● Set problem:
Each line that includes the word "скидок" counts once; give the total and nothing more.

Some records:
^^^^^^^^
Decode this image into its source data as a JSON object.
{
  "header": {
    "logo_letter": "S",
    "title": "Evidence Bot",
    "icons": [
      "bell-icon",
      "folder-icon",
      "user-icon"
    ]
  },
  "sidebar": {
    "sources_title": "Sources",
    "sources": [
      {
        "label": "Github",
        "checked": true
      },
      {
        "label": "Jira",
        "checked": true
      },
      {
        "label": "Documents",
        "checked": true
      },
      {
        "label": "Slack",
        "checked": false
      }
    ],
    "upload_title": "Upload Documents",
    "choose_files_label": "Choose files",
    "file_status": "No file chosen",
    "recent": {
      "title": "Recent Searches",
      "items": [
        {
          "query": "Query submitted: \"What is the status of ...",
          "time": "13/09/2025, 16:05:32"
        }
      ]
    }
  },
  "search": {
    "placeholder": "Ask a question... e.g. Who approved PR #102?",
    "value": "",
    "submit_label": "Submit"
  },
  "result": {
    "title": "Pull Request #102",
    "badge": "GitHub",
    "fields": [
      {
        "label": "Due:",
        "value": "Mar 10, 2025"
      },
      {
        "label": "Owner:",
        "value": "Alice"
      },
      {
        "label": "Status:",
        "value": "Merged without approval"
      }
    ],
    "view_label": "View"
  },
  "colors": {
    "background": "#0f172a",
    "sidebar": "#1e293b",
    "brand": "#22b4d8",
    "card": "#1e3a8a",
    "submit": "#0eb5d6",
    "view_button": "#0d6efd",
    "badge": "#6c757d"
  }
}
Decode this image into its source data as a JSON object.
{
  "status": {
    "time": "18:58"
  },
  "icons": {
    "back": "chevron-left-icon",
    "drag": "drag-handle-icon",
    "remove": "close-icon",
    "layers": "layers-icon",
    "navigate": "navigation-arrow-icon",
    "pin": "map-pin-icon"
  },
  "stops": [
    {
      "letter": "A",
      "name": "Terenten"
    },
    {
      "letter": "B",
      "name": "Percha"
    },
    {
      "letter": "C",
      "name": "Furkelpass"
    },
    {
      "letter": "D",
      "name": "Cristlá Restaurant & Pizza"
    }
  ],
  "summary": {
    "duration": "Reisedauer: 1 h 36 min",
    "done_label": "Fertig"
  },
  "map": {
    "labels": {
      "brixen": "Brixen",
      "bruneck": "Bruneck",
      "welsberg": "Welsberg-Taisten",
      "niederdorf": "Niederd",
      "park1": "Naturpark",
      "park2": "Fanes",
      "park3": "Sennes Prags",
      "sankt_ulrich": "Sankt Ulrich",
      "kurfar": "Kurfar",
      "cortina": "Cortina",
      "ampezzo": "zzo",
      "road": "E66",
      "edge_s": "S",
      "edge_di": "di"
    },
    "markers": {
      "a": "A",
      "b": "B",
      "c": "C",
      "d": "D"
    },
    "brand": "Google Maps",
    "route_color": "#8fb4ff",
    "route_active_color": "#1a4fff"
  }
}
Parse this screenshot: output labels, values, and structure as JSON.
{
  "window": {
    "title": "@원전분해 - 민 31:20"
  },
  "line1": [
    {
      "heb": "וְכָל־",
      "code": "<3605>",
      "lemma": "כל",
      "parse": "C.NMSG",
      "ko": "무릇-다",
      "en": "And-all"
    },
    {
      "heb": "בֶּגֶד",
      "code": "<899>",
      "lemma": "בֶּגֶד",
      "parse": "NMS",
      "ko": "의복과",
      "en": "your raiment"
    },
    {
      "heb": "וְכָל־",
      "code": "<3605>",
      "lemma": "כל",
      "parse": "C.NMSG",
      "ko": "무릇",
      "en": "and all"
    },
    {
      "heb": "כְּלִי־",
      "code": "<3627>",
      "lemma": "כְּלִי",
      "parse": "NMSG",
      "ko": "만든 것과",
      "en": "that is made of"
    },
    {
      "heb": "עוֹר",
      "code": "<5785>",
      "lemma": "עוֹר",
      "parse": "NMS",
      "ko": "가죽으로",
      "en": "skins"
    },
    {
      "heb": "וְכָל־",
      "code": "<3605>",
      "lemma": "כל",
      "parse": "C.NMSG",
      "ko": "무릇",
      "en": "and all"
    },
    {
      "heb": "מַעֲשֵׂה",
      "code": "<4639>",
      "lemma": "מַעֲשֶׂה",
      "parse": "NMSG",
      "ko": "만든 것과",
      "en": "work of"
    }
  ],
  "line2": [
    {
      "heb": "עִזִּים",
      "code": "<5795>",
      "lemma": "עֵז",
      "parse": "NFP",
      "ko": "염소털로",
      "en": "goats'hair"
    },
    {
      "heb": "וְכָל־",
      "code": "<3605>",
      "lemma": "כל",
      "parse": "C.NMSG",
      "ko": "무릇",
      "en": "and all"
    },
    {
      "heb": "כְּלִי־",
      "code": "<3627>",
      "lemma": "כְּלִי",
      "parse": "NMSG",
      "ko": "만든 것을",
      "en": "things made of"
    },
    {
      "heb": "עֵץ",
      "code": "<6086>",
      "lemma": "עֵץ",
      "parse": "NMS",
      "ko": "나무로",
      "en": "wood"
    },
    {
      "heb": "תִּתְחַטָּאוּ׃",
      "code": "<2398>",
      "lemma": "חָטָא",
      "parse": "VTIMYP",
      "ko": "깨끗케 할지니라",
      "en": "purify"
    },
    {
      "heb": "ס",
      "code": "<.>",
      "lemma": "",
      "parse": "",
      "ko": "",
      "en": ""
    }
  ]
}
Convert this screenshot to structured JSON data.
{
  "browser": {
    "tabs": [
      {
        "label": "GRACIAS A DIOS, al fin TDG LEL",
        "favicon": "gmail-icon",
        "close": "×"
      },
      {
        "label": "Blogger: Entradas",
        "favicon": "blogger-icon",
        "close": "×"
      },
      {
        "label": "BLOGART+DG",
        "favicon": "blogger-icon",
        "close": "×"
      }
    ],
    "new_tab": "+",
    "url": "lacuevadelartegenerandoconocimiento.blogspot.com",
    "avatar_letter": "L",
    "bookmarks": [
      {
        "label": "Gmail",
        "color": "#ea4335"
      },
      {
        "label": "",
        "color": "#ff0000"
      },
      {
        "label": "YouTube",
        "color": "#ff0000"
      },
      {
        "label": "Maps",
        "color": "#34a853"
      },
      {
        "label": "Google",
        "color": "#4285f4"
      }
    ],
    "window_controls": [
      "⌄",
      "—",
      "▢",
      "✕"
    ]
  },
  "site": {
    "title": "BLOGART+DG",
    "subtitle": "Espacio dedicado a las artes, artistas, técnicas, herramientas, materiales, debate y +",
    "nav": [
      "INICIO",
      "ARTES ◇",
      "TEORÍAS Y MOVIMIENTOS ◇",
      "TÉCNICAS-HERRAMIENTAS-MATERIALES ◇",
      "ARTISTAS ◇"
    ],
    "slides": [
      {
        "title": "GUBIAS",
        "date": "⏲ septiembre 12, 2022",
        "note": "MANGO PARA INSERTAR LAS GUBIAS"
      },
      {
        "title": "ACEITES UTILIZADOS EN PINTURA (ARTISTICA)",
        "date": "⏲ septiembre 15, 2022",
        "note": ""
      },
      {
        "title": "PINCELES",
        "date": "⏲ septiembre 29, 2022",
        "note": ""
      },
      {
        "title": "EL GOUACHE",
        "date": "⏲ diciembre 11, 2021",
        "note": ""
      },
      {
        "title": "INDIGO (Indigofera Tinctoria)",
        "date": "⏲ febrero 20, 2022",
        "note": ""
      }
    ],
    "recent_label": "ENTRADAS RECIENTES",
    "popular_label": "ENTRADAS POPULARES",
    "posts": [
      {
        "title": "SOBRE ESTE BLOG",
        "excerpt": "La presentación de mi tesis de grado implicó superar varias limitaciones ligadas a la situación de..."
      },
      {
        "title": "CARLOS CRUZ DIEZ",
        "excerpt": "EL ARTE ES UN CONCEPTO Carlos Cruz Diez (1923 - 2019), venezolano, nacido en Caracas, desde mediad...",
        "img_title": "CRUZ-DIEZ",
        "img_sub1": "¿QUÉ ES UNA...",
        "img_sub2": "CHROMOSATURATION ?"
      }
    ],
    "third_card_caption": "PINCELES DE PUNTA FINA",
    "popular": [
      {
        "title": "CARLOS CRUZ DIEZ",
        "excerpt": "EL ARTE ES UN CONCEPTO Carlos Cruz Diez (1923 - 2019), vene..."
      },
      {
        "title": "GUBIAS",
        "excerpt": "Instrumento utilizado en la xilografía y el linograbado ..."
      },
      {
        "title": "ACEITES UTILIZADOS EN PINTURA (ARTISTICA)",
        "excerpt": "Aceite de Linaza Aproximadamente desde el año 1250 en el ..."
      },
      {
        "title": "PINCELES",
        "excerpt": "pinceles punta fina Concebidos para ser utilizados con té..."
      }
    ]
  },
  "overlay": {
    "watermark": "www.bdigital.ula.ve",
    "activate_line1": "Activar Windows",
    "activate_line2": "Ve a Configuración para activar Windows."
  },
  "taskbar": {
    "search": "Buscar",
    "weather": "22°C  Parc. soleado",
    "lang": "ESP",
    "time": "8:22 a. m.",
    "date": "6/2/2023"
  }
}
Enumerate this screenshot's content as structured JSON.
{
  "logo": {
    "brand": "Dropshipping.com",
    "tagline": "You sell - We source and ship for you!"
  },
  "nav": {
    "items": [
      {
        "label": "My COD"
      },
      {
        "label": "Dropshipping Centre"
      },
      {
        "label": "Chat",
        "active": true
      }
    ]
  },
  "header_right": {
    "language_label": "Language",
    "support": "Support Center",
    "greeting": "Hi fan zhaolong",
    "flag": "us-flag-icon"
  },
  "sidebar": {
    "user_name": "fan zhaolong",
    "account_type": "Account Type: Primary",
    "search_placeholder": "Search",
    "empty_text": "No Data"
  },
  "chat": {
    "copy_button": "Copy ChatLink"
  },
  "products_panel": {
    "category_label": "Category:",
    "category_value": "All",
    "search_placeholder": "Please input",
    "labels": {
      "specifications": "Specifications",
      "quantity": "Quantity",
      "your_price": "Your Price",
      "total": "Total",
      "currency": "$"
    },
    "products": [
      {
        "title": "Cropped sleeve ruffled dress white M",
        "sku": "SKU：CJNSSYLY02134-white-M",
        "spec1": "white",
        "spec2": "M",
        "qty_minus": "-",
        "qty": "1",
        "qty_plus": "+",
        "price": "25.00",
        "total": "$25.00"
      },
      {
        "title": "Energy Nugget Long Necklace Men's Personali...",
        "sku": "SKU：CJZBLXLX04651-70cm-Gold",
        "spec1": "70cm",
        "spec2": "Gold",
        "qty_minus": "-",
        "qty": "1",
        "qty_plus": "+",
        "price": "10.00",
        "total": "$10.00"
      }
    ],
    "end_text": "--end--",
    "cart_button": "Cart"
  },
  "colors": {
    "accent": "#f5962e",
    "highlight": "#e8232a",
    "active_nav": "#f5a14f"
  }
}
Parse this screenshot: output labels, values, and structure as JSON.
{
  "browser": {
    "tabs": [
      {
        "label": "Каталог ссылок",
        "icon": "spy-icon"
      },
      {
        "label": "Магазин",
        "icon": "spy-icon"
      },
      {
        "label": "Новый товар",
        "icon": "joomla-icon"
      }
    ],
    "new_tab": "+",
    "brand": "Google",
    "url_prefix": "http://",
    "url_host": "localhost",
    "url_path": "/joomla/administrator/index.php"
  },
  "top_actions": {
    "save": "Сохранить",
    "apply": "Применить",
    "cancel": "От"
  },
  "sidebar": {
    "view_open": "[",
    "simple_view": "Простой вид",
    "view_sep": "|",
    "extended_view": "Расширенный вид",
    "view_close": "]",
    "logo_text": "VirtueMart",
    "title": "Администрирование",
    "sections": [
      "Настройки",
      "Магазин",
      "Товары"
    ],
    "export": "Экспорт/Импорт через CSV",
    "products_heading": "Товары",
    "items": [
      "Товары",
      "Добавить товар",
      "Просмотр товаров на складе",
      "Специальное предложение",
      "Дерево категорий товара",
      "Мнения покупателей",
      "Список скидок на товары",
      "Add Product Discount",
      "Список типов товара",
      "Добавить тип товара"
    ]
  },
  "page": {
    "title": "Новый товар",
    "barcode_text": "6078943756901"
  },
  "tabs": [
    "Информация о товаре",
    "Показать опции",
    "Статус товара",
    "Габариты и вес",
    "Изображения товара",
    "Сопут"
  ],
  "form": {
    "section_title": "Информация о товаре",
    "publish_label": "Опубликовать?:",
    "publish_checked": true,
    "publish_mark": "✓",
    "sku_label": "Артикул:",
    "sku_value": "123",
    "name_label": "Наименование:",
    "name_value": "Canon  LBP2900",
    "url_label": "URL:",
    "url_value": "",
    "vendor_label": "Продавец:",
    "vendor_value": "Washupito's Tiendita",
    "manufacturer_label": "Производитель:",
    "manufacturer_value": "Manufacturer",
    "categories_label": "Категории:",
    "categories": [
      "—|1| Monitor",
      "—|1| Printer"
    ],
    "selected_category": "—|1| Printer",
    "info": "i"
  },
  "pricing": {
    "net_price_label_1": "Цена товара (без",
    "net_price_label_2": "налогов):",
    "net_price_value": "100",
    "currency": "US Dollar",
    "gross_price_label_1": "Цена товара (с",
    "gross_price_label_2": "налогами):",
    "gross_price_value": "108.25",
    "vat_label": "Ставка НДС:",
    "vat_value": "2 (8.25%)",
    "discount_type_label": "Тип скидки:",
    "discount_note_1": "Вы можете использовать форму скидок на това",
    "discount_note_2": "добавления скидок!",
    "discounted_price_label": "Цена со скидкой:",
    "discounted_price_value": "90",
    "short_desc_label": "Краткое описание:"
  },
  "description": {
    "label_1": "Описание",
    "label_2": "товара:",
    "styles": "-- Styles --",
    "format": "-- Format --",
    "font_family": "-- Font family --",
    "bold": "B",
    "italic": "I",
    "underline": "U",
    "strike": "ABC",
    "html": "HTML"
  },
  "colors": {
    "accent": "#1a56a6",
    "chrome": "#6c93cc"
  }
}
^^^^^^^^
● Exercise result:
3